__Materiale__.
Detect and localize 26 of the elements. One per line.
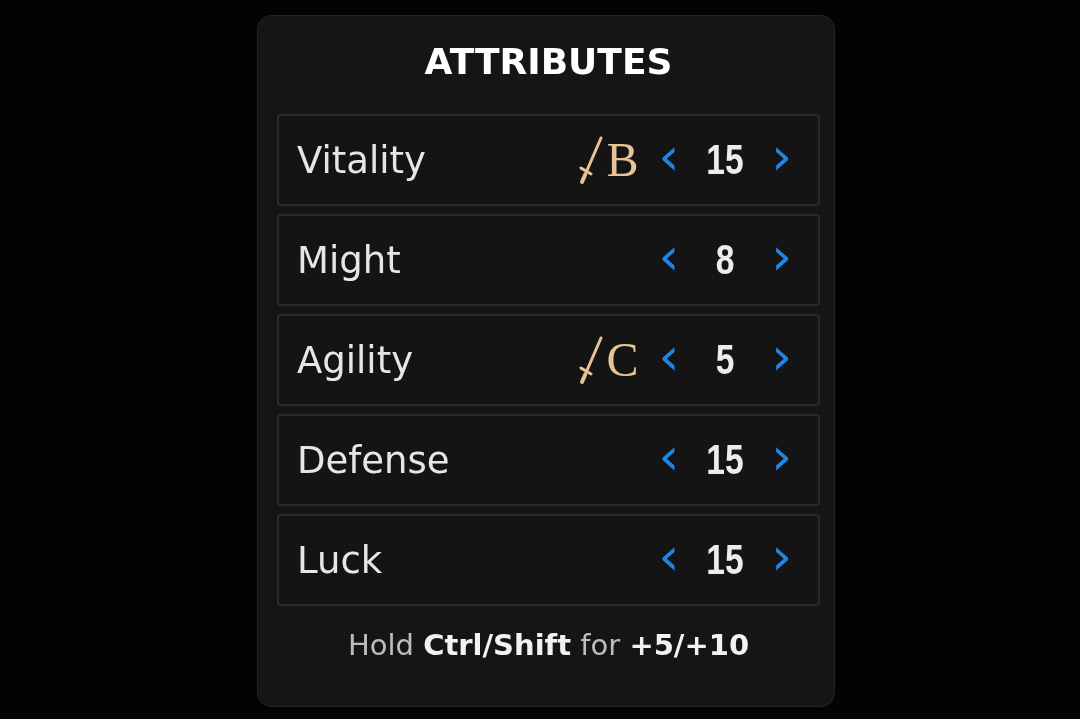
- attribute-value: 8: [714, 236, 736, 284]
- attribute-name: Luck: [297, 538, 384, 582]
- scaling-grade: C: [606, 336, 639, 384]
- sword-icon: [578, 135, 605, 185]
- decrement-button[interactable]: ‹: [654, 130, 684, 190]
- increment-button[interactable]: ›: [767, 230, 796, 290]
- attribute-name: Might: [297, 238, 402, 282]
- increment-button[interactable]: ›: [767, 130, 796, 190]
- attribute-value: 15: [705, 536, 745, 584]
- attribute-value: 15: [705, 136, 745, 184]
- panel-title: ATTRIBUTES: [423, 40, 674, 84]
- attribute-value: 15: [705, 436, 745, 484]
- attribute-value: 5: [714, 336, 736, 384]
- increment-button[interactable]: ›: [767, 330, 796, 390]
- decrement-button[interactable]: ‹: [654, 530, 684, 590]
- attribute-name: Defense: [297, 438, 451, 482]
- attribute-name: Agility: [297, 338, 415, 382]
- sword-icon: [578, 335, 605, 385]
- hint-text: Hold Ctrl/Shift for +5/+10: [346, 628, 751, 662]
- increment-button[interactable]: ›: [767, 530, 796, 590]
- attribute-name: Vitality: [297, 138, 427, 182]
- increment-button[interactable]: ›: [767, 430, 796, 490]
- decrement-button[interactable]: ‹: [654, 430, 684, 490]
- decrement-button[interactable]: ‹: [654, 230, 684, 290]
- scaling-grade: B: [606, 136, 639, 184]
- decrement-button[interactable]: ‹: [654, 330, 684, 390]
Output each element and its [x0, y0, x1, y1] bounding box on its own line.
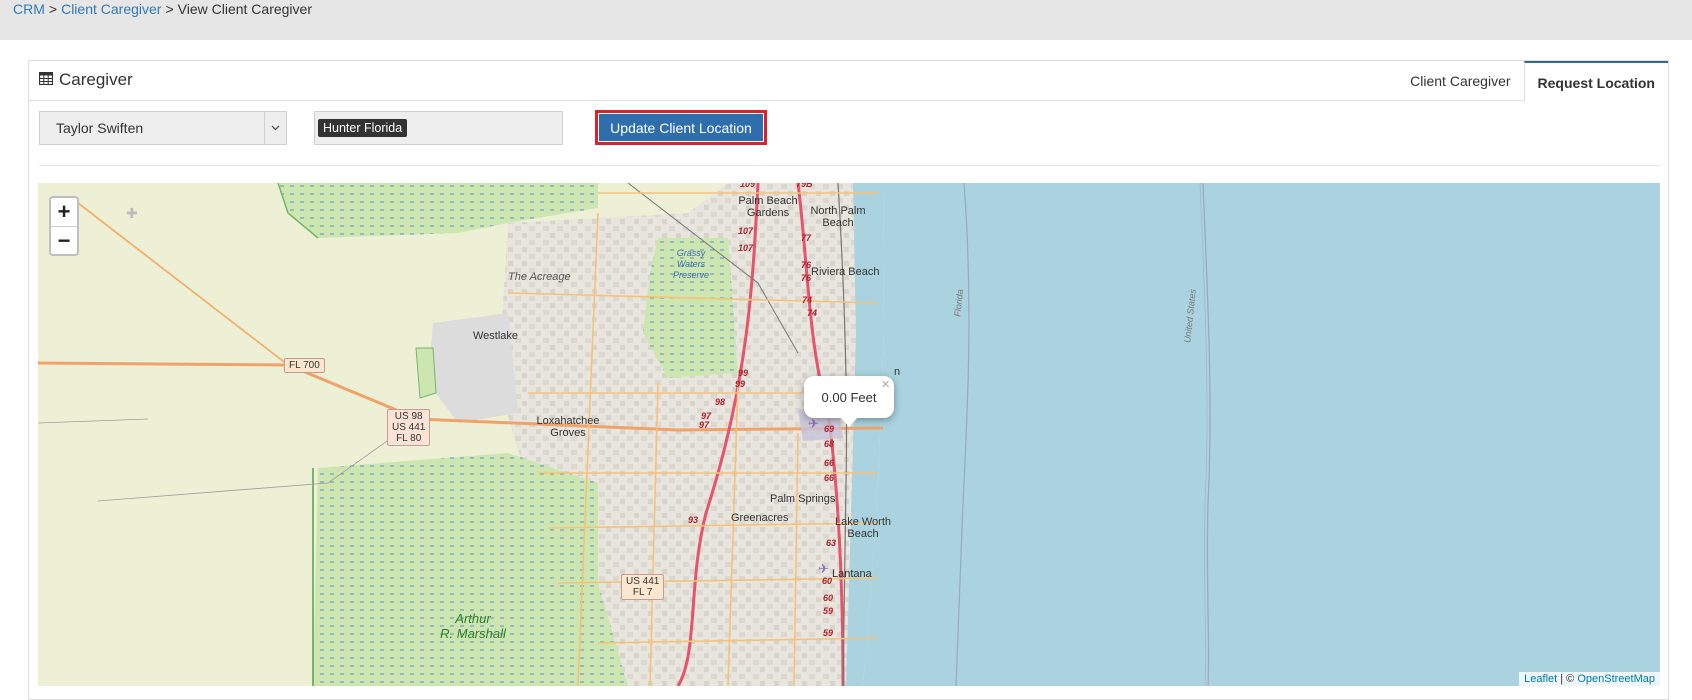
route-number: 109 — [740, 183, 756, 189]
route-number: 66 — [824, 473, 835, 483]
popup-tip — [840, 417, 858, 427]
breadcrumb-separator: > — [48, 1, 58, 17]
zoom-in-button[interactable]: + — [51, 198, 77, 226]
map-label: Westlake — [473, 330, 519, 342]
location-tag-input[interactable]: Hunter Florida — [314, 111, 563, 145]
map-label: Riviera Beach — [811, 266, 880, 278]
route-number: 69 — [824, 424, 835, 434]
route-number: 68 — [824, 439, 835, 449]
caregiver-select[interactable]: Taylor Swiften — [39, 111, 287, 145]
route-number: 107 — [738, 226, 754, 236]
map-label: The Acreage — [508, 271, 571, 283]
map-tiles: ✈ ✈ ✚ — [38, 183, 1660, 686]
map-attribution: Leaflet | © OpenStreetMap — [1519, 672, 1660, 686]
route-number: 79B — [796, 183, 813, 189]
route-number: 60 — [823, 593, 834, 603]
table-icon — [38, 70, 54, 90]
map-label: Loxahatchee Groves — [536, 415, 600, 439]
breadcrumb-client-caregiver-link[interactable]: Client Caregiver — [61, 1, 161, 17]
route-number: 76 — [801, 260, 812, 270]
route-number: 98 — [715, 397, 726, 407]
road-shield: US 98 US 441 FL 80 — [387, 409, 431, 446]
route-number: 66 — [824, 458, 835, 468]
popup-text: 0.00 Feet — [821, 389, 877, 405]
svg-text:✈: ✈ — [818, 561, 829, 576]
map-label: Greenacres — [731, 512, 789, 524]
map[interactable]: ✈ ✈ ✚ Palm Beach Gardens North Palm Beach … — [38, 183, 1660, 686]
map-label: Palm Springs — [770, 493, 836, 505]
route-number: 59 — [823, 606, 834, 616]
route-number: 74 — [802, 295, 813, 305]
update-client-location-label: Update Client Location — [599, 114, 763, 141]
breadcrumb: CRM > Client Caregiver > View Client Caregiv… — [13, 1, 312, 17]
divider — [39, 165, 1660, 166]
top-bar: CRM > Client Caregiver > View Client Caregiv… — [0, 0, 1692, 40]
distance-popup: 0.00 Feet × — [804, 376, 894, 427]
map-label: Arthur R. Marshall — [440, 611, 506, 641]
breadcrumb-separator: > — [165, 1, 174, 17]
panel-title-text: Caregiver — [59, 70, 133, 89]
road-shield: US 441 FL 7 — [621, 574, 665, 600]
map-label: North Palm Beach — [810, 205, 866, 229]
svg-text:✚: ✚ — [126, 205, 138, 221]
tab-bar: Client Caregiver Request Location — [1397, 61, 1668, 102]
route-number: 77 — [801, 233, 812, 243]
tab-client-caregiver[interactable]: Client Caregiver — [1397, 61, 1523, 101]
route-number: 74 — [807, 308, 818, 318]
route-number: 60 — [822, 576, 833, 586]
route-number: 107 — [738, 243, 754, 253]
caregiver-select-value: Taylor Swiften — [56, 120, 144, 136]
map-label: Lantana — [832, 568, 872, 580]
route-number: 63 — [826, 538, 837, 548]
breadcrumb-current: View Client Caregiver — [177, 1, 312, 17]
road-shield: FL 700 — [284, 358, 325, 373]
zoom-control: + − — [49, 196, 79, 256]
route-number: 59 — [823, 628, 834, 638]
zoom-out-button[interactable]: − — [51, 226, 77, 254]
route-number: 99 — [738, 368, 749, 378]
location-tag: Hunter Florida — [318, 119, 408, 137]
map-label: Grassy Waters Preserve — [672, 248, 709, 280]
leaflet-link[interactable]: Leaflet — [1524, 673, 1557, 685]
map-label: Palm Beach Gardens — [738, 195, 798, 219]
close-icon[interactable]: × — [881, 376, 890, 393]
tab-request-location[interactable]: Request Location — [1523, 61, 1668, 102]
map-label: n — [894, 366, 901, 378]
attribution-separator: | © — [1557, 673, 1578, 685]
breadcrumb-crm-link[interactable]: CRM — [13, 1, 45, 17]
panel-title: Caregiver — [38, 70, 133, 90]
update-client-location-button[interactable]: Update Client Location — [595, 110, 767, 145]
openstreetmap-link[interactable]: OpenStreetMap — [1577, 673, 1655, 685]
route-number: 76 — [801, 273, 812, 283]
map-label: Lake Worth Beach — [834, 516, 892, 540]
panel-header: Caregiver Client Caregiver Request Locat… — [29, 61, 1668, 102]
svg-text:✈: ✈ — [808, 416, 819, 431]
route-number: 93 — [688, 515, 699, 525]
chevron-down-icon — [264, 112, 286, 144]
route-number: 99 — [735, 379, 746, 389]
route-number: 97 — [699, 420, 710, 430]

__Problema assegnato__.
Ricopia senza alcuna modifica le righe dell'elenco qui sopra che vanno da quella contenente "route-number: 109 — [740, 183, 756, 189]" fino a quella contenente "map-label: Loxahatchee Groves", entrambe comprese.

__Soluzione dell'esercizio__.
route-number: 109 — [740, 183, 756, 189]
route-number: 66 — [824, 473, 835, 483]
popup-tip — [840, 417, 858, 427]
breadcrumb-separator: > — [48, 1, 58, 17]
zoom-in-button[interactable]: + — [51, 198, 77, 226]
map-label: Westlake — [473, 330, 519, 342]
location-tag-input[interactable]: Hunter Florida — [314, 111, 563, 145]
map-label: Riviera Beach — [811, 266, 880, 278]
route-number: 69 — [824, 424, 835, 434]
route-number: 68 — [824, 439, 835, 449]
caregiver-select[interactable]: Taylor Swiften — [39, 111, 287, 145]
route-number: 107 — [738, 226, 754, 236]
map-label: The Acreage — [508, 271, 571, 283]
map-tiles: ✈ ✈ ✚ — [38, 183, 1660, 686]
map-attribution: Leaflet | © OpenStreetMap — [1519, 672, 1660, 686]
route-number: 79B — [796, 183, 813, 189]
route-number: 60 — [823, 593, 834, 603]
table-icon — [38, 70, 54, 90]
map-label: Loxahatchee Groves — [536, 415, 600, 439]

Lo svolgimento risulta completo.